#### [PROBLEM REQUIREMENTS]
Pick out every line of the entries below where "this" occurs, and copy those lines.

[Structured figure records]
§ §

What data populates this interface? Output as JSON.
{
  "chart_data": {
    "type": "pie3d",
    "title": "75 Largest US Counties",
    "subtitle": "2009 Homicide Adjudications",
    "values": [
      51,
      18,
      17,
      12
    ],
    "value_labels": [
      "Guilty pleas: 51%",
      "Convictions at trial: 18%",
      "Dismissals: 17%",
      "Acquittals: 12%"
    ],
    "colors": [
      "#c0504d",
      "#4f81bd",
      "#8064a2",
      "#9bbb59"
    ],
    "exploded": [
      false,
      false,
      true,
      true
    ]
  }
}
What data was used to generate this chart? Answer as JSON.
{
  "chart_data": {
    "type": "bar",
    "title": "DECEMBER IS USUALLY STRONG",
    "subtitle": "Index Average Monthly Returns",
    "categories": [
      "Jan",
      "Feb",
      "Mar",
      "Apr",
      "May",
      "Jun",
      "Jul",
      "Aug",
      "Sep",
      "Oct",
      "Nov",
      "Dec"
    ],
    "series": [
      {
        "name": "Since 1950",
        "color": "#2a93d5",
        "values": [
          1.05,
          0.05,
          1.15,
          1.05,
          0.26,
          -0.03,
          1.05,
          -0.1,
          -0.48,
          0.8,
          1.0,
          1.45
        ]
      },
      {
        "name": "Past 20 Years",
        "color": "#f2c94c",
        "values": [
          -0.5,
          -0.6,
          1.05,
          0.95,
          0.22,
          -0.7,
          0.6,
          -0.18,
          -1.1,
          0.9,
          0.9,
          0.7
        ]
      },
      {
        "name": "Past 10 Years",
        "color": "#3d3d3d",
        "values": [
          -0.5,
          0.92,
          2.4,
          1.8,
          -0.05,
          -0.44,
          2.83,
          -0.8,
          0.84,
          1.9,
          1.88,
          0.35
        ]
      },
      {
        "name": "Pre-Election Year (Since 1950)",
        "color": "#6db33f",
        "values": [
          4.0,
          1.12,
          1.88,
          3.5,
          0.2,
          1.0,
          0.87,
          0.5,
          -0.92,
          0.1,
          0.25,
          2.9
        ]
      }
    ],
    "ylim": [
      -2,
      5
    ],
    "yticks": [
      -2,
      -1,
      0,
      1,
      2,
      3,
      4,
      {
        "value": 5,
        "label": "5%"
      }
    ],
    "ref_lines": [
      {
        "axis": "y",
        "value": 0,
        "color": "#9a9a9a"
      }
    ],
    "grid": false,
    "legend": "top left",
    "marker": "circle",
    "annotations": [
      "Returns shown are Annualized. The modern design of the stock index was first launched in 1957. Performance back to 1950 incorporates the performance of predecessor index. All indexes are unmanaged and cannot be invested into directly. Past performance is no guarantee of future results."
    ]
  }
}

§ §

#### [WRITTEN ANSWER]
What data populates this interface? Output as JSON.
What data was used to generate this chart? Answer as JSON.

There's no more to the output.